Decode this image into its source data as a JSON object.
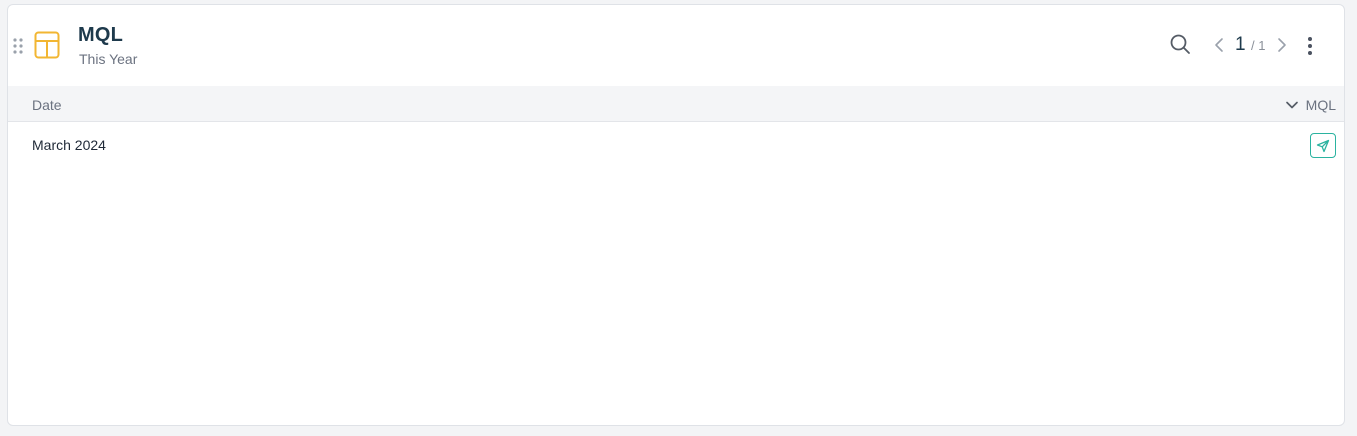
{
  "widget": {
    "title": "MQL",
    "subtitle": "This Year",
    "icon": "table-icon",
    "accent_color": "#f2b632"
  },
  "pagination": {
    "current": "1",
    "total_label": "/ 1"
  },
  "table": {
    "columns": [
      {
        "label": "Date"
      },
      {
        "label": "MQL",
        "sort_icon": "chevron-down-icon"
      }
    ],
    "rows": [
      {
        "date": "March 2024",
        "action_icon": "send-icon",
        "action_color": "#2bb3a0"
      }
    ]
  }
}
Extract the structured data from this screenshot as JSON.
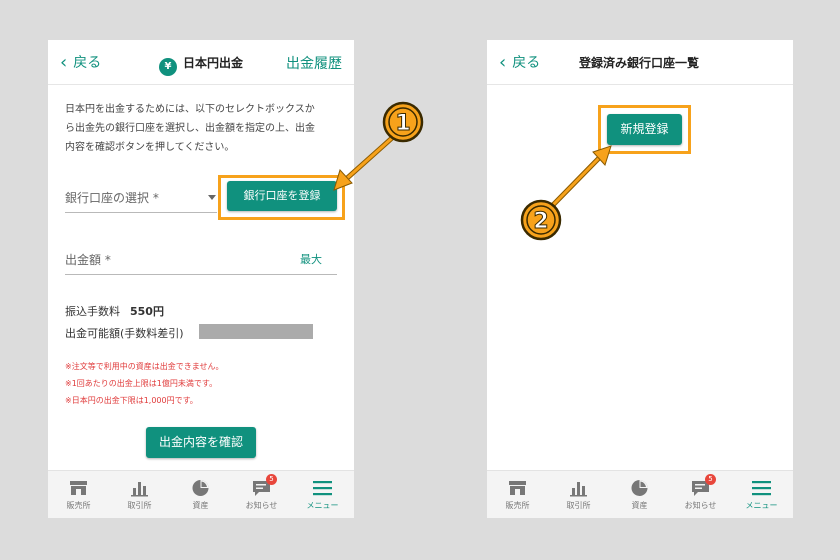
{
  "screen1": {
    "header": {
      "back_label": "戻る",
      "title_icon": "¥",
      "title": "日本円出金",
      "right_link": "出金履歴"
    },
    "description": [
      "日本円を出金するためには、以下のセレクトボックスか",
      "ら出金先の銀行口座を選択し、出金額を指定の上、出金",
      "内容を確認ボタンを押してください。"
    ],
    "bank_select": {
      "label": "銀行口座の選択 *"
    },
    "register_button": "銀行口座を登録",
    "amount": {
      "label": "出金額 *",
      "max_label": "最大"
    },
    "fee_label": "振込手数料",
    "fee_value": "550円",
    "available_label": "出金可能額(手数料差引)",
    "notes": [
      "※注文等で利用中の資産は出金できません。",
      "※1回あたりの出金上限は1億円未満です。",
      "※日本円の出金下限は1,000円です。"
    ],
    "confirm_button": "出金内容を確認"
  },
  "screen2": {
    "header": {
      "back_label": "戻る",
      "title": "登録済み銀行口座一覧"
    },
    "new_register_button": "新規登録"
  },
  "tabbar": {
    "tabs": [
      {
        "label": "販売所",
        "icon": "shop-icon"
      },
      {
        "label": "取引所",
        "icon": "bar-chart-icon"
      },
      {
        "label": "資産",
        "icon": "pie-chart-icon"
      },
      {
        "label": "お知らせ",
        "icon": "message-icon",
        "badge": "5"
      },
      {
        "label": "メニュー",
        "icon": "hamburger-menu-icon"
      }
    ]
  },
  "callouts": {
    "step1": "①",
    "step2": "②"
  },
  "colors": {
    "accent": "#10917e",
    "highlight": "#f7a21b",
    "warning_text": "#e03b3b",
    "badge": "#e8463b"
  }
}
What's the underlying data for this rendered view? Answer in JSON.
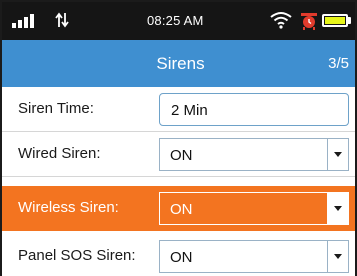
{
  "status_bar": {
    "time": "08:25 AM",
    "signal_icon": "signal-bars-icon",
    "data_icon": "data-transfer-icon",
    "wifi_icon": "wifi-icon",
    "alarm_icon": "alarm-clock-icon",
    "battery_icon": "battery-icon",
    "battery_level": 1.0,
    "battery_fill_color": "#e7f51a"
  },
  "header": {
    "title": "Sirens",
    "page_indicator": "3/5",
    "background_color": "#3f8fd0"
  },
  "settings": {
    "siren_time": {
      "label": "Siren Time:",
      "value": "2 Min"
    },
    "wired_siren": {
      "label": "Wired Siren:",
      "value": "ON"
    },
    "wireless_siren": {
      "label": "Wireless Siren:",
      "value": "ON",
      "highlight_color": "#f37420"
    },
    "panel_sos_siren": {
      "label": "Panel SOS Siren:",
      "value": "ON"
    }
  }
}
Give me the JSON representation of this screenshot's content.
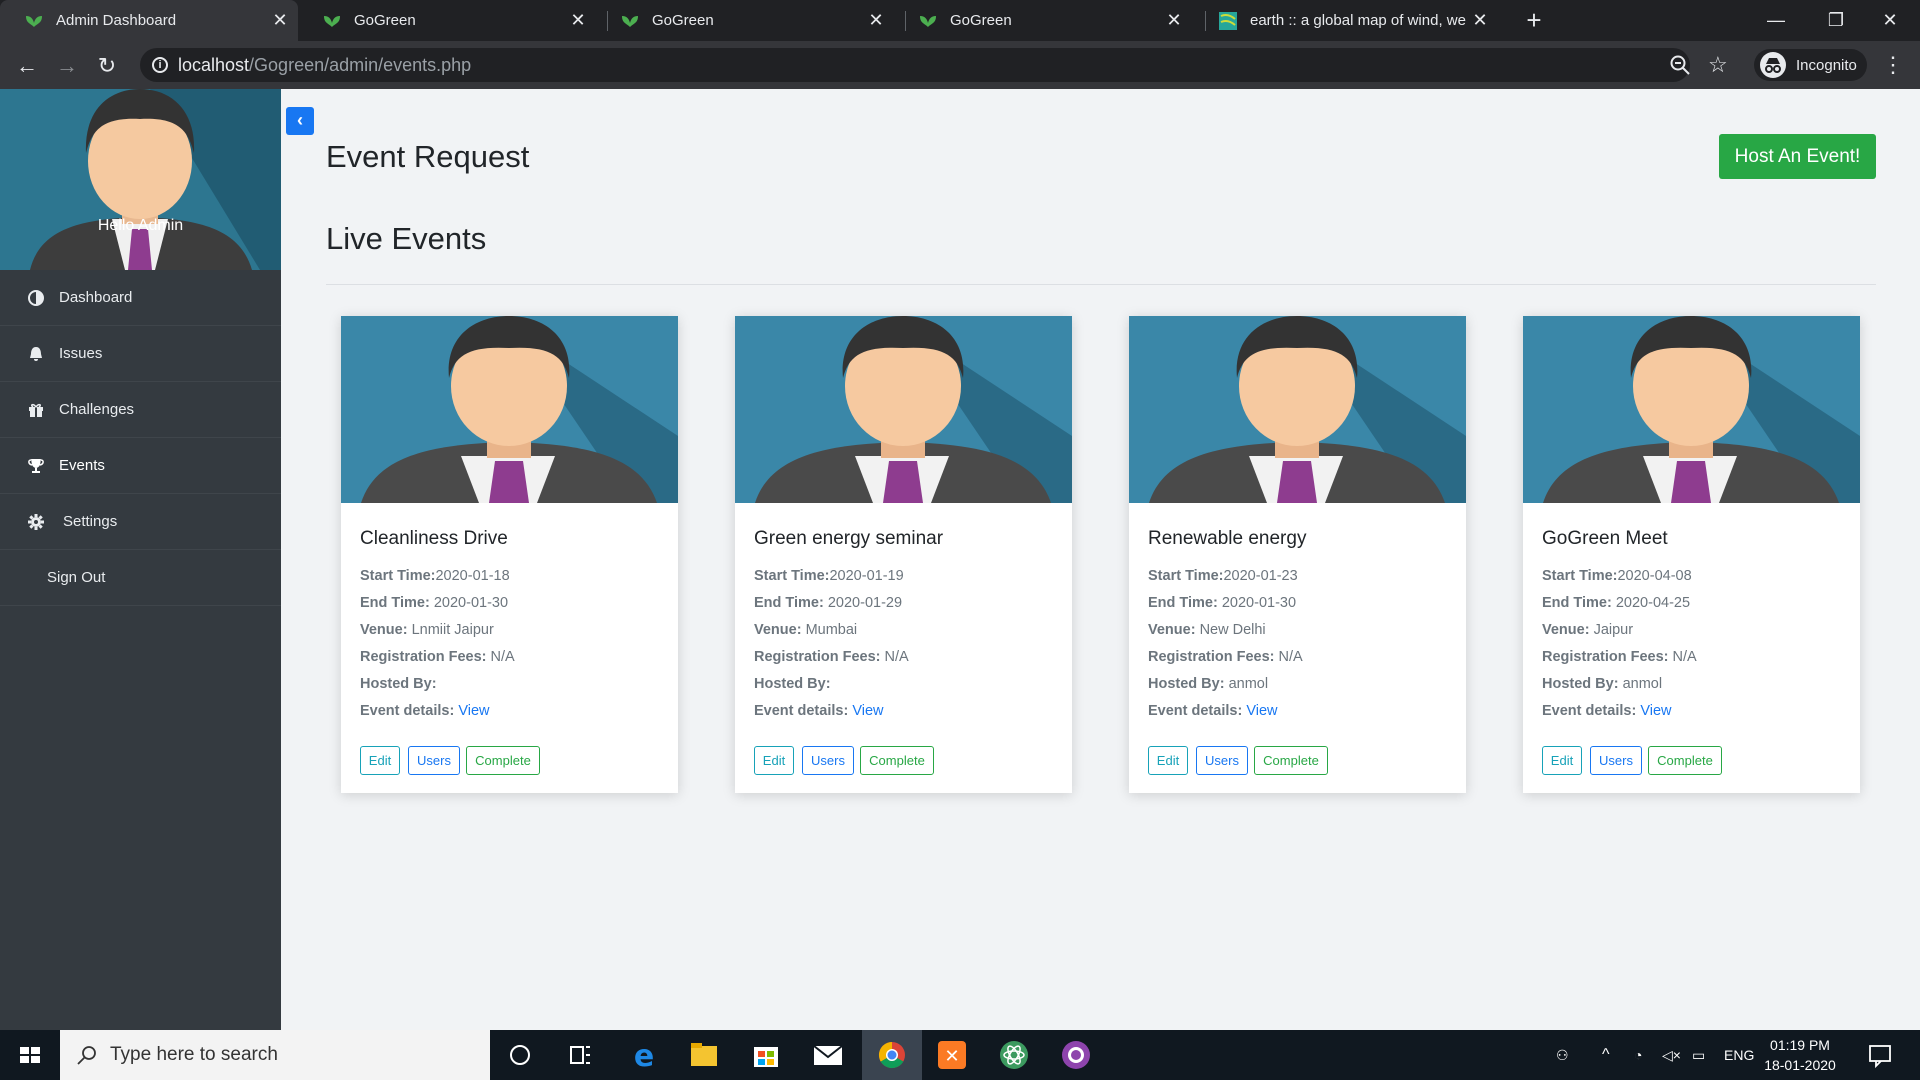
{
  "browser": {
    "tabs": [
      {
        "title": "Admin Dashboard",
        "active": true
      },
      {
        "title": "GoGreen",
        "active": false
      },
      {
        "title": "GoGreen",
        "active": false
      },
      {
        "title": "GoGreen",
        "active": false
      },
      {
        "title": "earth :: a global map of wind, we",
        "active": false
      }
    ],
    "url_host": "localhost",
    "url_path": "/Gogreen/admin/events.php",
    "incognito_label": "Incognito"
  },
  "sidebar": {
    "greeting": "Hello Admin",
    "items": [
      {
        "label": "Dashboard",
        "icon": "dashboard-icon"
      },
      {
        "label": "Issues",
        "icon": "bell-icon"
      },
      {
        "label": "Challenges",
        "icon": "gift-icon"
      },
      {
        "label": "Events",
        "icon": "trophy-icon",
        "active": true
      },
      {
        "label": "Settings",
        "icon": "gear-icon"
      },
      {
        "label": "Sign Out",
        "icon": ""
      }
    ]
  },
  "main": {
    "page_title": "Event Request",
    "host_button": "Host An Event!",
    "section_title": "Live Events",
    "labels": {
      "start": "Start Time:",
      "end": "End Time: ",
      "venue": "Venue: ",
      "fees": "Registration Fees: ",
      "hosted": "Hosted By: ",
      "details": "Event details: ",
      "view": "View",
      "edit": "Edit",
      "users": "Users",
      "complete": "Complete"
    },
    "events": [
      {
        "name": "Cleanliness Drive",
        "start": "2020-01-18",
        "end": "2020-01-30",
        "venue": "Lnmiit Jaipur",
        "fees": "N/A",
        "hosted_by": ""
      },
      {
        "name": "Green energy seminar",
        "start": "2020-01-19",
        "end": "2020-01-29",
        "venue": "Mumbai",
        "fees": "N/A",
        "hosted_by": ""
      },
      {
        "name": "Renewable energy",
        "start": "2020-01-23",
        "end": "2020-01-30",
        "venue": "New Delhi",
        "fees": "N/A",
        "hosted_by": "anmol"
      },
      {
        "name": "GoGreen Meet",
        "start": "2020-04-08",
        "end": "2020-04-25",
        "venue": "Jaipur",
        "fees": "N/A",
        "hosted_by": "anmol"
      }
    ]
  },
  "taskbar": {
    "search_placeholder": "Type here to search",
    "language": "ENG",
    "time": "01:19 PM",
    "date": "18-01-2020"
  },
  "colors": {
    "accent_blue": "#1877f2",
    "success_green": "#28a745",
    "sidebar_bg": "#343a40",
    "info_teal": "#17a2b8"
  }
}
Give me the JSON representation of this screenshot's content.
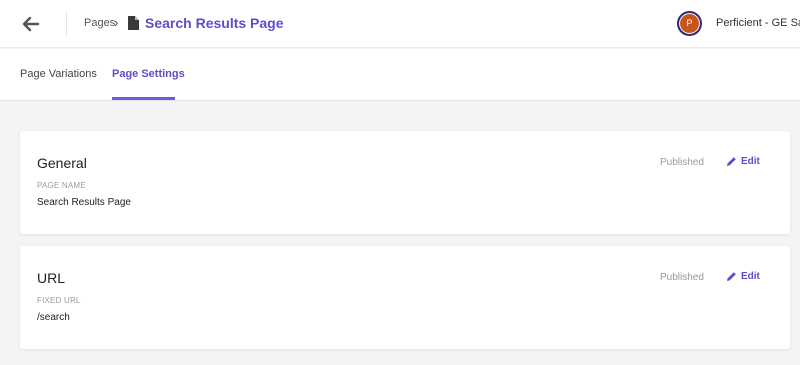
{
  "header": {
    "breadcrumb_root": "Pages",
    "breadcrumb_separator": "›",
    "page_title": "Search Results Page",
    "avatar_initial": "P",
    "account_name": "Perficient - GE San"
  },
  "tabs": [
    {
      "label": "Page Variations",
      "active": false
    },
    {
      "label": "Page Settings",
      "active": true
    }
  ],
  "cards": [
    {
      "title": "General",
      "field_label": "PAGE NAME",
      "field_value": "Search Results Page",
      "status": "Published",
      "edit_label": "Edit"
    },
    {
      "title": "URL",
      "field_label": "FIXED URL",
      "field_value": "/search",
      "status": "Published",
      "edit_label": "Edit"
    }
  ],
  "colors": {
    "accent": "#5b4fc9",
    "avatar_bg": "#c8551c"
  },
  "icons": [
    "back-arrow-icon",
    "document-icon",
    "pencil-icon"
  ]
}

Your task –
Leave the pictures out, and print every line of the listing exactly as written.

Response to this task –
Decode this image into its source data as a JSON object.
{
  "widget": {
    "title": "MQL",
    "subtitle": "This Year",
    "icon": "table-icon",
    "accent_color": "#f2b632"
  },
  "pagination": {
    "current": "1",
    "total_label": "/ 1"
  },
  "table": {
    "columns": [
      {
        "label": "Date"
      },
      {
        "label": "MQL",
        "sort_icon": "chevron-down-icon"
      }
    ],
    "rows": [
      {
        "date": "March 2024",
        "action_icon": "send-icon",
        "action_color": "#2bb3a0"
      }
    ]
  }
}
Extract the structured data from this screenshot as JSON.
{
  "screen1": {
    "header": {
      "back_label": "戻る",
      "title_icon": "¥",
      "title": "日本円出金",
      "right_link": "出金履歴"
    },
    "description": [
      "日本円を出金するためには、以下のセレクトボックスか",
      "ら出金先の銀行口座を選択し、出金額を指定の上、出金",
      "内容を確認ボタンを押してください。"
    ],
    "bank_select": {
      "label": "銀行口座の選択 *"
    },
    "register_button": "銀行口座を登録",
    "amount": {
      "label": "出金額 *",
      "max_label": "最大"
    },
    "fee_label": "振込手数料",
    "fee_value": "550円",
    "available_label": "出金可能額(手数料差引)",
    "notes": [
      "※注文等で利用中の資産は出金できません。",
      "※1回あたりの出金上限は1億円未満です。",
      "※日本円の出金下限は1,000円です。"
    ],
    "confirm_button": "出金内容を確認"
  },
  "screen2": {
    "header": {
      "back_label": "戻る",
      "title": "登録済み銀行口座一覧"
    },
    "new_register_button": "新規登録"
  },
  "tabbar": {
    "tabs": [
      {
        "label": "販売所",
        "icon": "shop-icon"
      },
      {
        "label": "取引所",
        "icon": "bar-chart-icon"
      },
      {
        "label": "資産",
        "icon": "pie-chart-icon"
      },
      {
        "label": "お知らせ",
        "icon": "message-icon",
        "badge": "5"
      },
      {
        "label": "メニュー",
        "icon": "hamburger-menu-icon"
      }
    ]
  },
  "callouts": {
    "step1": "①",
    "step2": "②"
  },
  "colors": {
    "accent": "#10917e",
    "highlight": "#f7a21b",
    "warning_text": "#e03b3b",
    "badge": "#e8463b"
  }
}
What's the underlying data for this rendered view? Answer in JSON.
{
  "status_bar": {
    "time": "08:25 AM",
    "signal_icon": "signal-bars-icon",
    "data_icon": "data-transfer-icon",
    "wifi_icon": "wifi-icon",
    "alarm_icon": "alarm-clock-icon",
    "battery_icon": "battery-icon",
    "battery_level": 1.0,
    "battery_fill_color": "#e7f51a"
  },
  "header": {
    "title": "Sirens",
    "page_indicator": "3/5",
    "background_color": "#3f8fd0"
  },
  "settings": {
    "siren_time": {
      "label": "Siren Time:",
      "value": "2 Min"
    },
    "wired_siren": {
      "label": "Wired Siren:",
      "value": "ON"
    },
    "wireless_siren": {
      "label": "Wireless Siren:",
      "value": "ON",
      "highlight_color": "#f37420"
    },
    "panel_sos_siren": {
      "label": "Panel SOS Siren:",
      "value": "ON"
    }
  }
}
Give me the JSON representation of this screenshot's content.
{
  "browser": {
    "tabs": [
      {
        "title": "Admin Dashboard",
        "active": true
      },
      {
        "title": "GoGreen",
        "active": false
      },
      {
        "title": "GoGreen",
        "active": false
      },
      {
        "title": "GoGreen",
        "active": false
      },
      {
        "title": "earth :: a global map of wind, we",
        "active": false
      }
    ],
    "url_host": "localhost",
    "url_path": "/Gogreen/admin/events.php",
    "incognito_label": "Incognito"
  },
  "sidebar": {
    "greeting": "Hello Admin",
    "items": [
      {
        "label": "Dashboard",
        "icon": "dashboard-icon"
      },
      {
        "label": "Issues",
        "icon": "bell-icon"
      },
      {
        "label": "Challenges",
        "icon": "gift-icon"
      },
      {
        "label": "Events",
        "icon": "trophy-icon",
        "active": true
      },
      {
        "label": "Settings",
        "icon": "gear-icon"
      },
      {
        "label": "Sign Out",
        "icon": ""
      }
    ]
  },
  "main": {
    "page_title": "Event Request",
    "host_button": "Host An Event!",
    "section_title": "Live Events",
    "labels": {
      "start": "Start Time:",
      "end": "End Time: ",
      "venue": "Venue: ",
      "fees": "Registration Fees: ",
      "hosted": "Hosted By: ",
      "details": "Event details: ",
      "view": "View",
      "edit": "Edit",
      "users": "Users",
      "complete": "Complete"
    },
    "events": [
      {
        "name": "Cleanliness Drive",
        "start": "2020-01-18",
        "end": "2020-01-30",
        "venue": "Lnmiit Jaipur",
        "fees": "N/A",
        "hosted_by": ""
      },
      {
        "name": "Green energy seminar",
        "start": "2020-01-19",
        "end": "2020-01-29",
        "venue": "Mumbai",
        "fees": "N/A",
        "hosted_by": ""
      },
      {
        "name": "Renewable energy",
        "start": "2020-01-23",
        "end": "2020-01-30",
        "venue": "New Delhi",
        "fees": "N/A",
        "hosted_by": "anmol"
      },
      {
        "name": "GoGreen Meet",
        "start": "2020-04-08",
        "end": "2020-04-25",
        "venue": "Jaipur",
        "fees": "N/A",
        "hosted_by": "anmol"
      }
    ]
  },
  "taskbar": {
    "search_placeholder": "Type here to search",
    "language": "ENG",
    "time": "01:19 PM",
    "date": "18-01-2020"
  },
  "colors": {
    "accent_blue": "#1877f2",
    "success_green": "#28a745",
    "sidebar_bg": "#343a40",
    "info_teal": "#17a2b8"
  }
}
Give me the JSON representation of this screenshot's content.
{
  "header": {
    "breadcrumb_root": "Pages",
    "breadcrumb_separator": "›",
    "page_title": "Search Results Page",
    "avatar_initial": "P",
    "account_name": "Perficient - GE San"
  },
  "tabs": [
    {
      "label": "Page Variations",
      "active": false
    },
    {
      "label": "Page Settings",
      "active": true
    }
  ],
  "cards": [
    {
      "title": "General",
      "field_label": "PAGE NAME",
      "field_value": "Search Results Page",
      "status": "Published",
      "edit_label": "Edit"
    },
    {
      "title": "URL",
      "field_label": "FIXED URL",
      "field_value": "/search",
      "status": "Published",
      "edit_label": "Edit"
    }
  ],
  "colors": {
    "accent": "#5b4fc9",
    "avatar_bg": "#c8551c"
  },
  "icons": [
    "back-arrow-icon",
    "document-icon",
    "pencil-icon"
  ]
}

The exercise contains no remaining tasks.